> [Data entries]
-=-=-=-=-

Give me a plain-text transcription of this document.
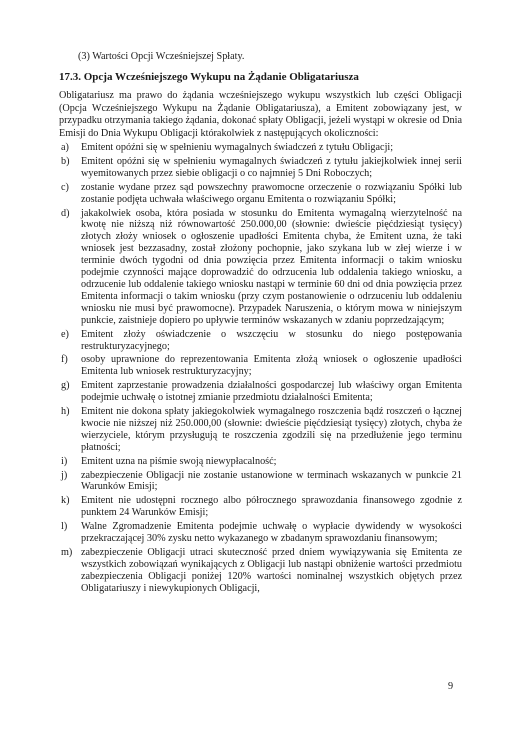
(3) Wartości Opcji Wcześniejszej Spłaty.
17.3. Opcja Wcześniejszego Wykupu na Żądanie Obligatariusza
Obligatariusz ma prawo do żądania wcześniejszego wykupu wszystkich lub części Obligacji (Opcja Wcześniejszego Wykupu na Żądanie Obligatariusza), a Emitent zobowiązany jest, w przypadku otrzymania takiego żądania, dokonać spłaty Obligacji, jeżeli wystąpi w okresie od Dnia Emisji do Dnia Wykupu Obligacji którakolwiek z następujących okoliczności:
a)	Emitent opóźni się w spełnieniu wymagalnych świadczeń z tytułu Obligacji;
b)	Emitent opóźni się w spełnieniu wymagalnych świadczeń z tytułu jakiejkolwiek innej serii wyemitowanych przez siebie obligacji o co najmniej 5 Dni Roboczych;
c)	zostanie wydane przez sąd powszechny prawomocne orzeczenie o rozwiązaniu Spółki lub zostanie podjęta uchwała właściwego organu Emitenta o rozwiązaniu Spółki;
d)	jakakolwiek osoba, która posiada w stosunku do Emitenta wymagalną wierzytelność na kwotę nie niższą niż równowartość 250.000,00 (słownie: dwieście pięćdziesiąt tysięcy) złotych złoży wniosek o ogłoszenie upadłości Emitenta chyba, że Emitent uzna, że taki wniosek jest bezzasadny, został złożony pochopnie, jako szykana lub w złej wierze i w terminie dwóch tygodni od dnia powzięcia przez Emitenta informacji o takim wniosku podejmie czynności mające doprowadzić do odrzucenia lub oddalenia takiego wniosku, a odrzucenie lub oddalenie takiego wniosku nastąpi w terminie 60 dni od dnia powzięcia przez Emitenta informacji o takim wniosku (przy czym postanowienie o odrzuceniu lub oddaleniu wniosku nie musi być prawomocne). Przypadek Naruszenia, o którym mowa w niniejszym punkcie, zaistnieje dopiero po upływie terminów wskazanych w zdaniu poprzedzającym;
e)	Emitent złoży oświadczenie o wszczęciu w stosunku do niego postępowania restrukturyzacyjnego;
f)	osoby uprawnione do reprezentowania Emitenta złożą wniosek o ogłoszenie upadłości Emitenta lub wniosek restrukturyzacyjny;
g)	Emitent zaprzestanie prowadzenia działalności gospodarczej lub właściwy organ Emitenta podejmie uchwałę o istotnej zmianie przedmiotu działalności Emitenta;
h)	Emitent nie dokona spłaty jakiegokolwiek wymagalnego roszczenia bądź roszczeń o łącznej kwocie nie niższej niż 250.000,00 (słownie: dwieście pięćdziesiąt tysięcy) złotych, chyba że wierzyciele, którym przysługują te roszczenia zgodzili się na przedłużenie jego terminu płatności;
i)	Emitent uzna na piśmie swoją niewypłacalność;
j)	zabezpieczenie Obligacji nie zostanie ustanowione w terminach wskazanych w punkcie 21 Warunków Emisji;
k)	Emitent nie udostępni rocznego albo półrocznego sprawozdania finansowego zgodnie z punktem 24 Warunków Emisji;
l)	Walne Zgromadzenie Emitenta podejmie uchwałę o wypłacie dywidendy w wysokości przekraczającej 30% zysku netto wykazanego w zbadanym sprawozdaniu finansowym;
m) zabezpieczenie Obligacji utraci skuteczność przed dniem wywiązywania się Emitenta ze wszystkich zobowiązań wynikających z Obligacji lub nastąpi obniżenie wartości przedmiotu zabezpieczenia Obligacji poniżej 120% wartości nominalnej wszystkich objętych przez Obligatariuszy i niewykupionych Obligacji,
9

-=-=-=-=-

> [Work to do]
Count the lines in the records above that contain the word "Wcześniejszego", and give only the number.

> [Exercise response]
2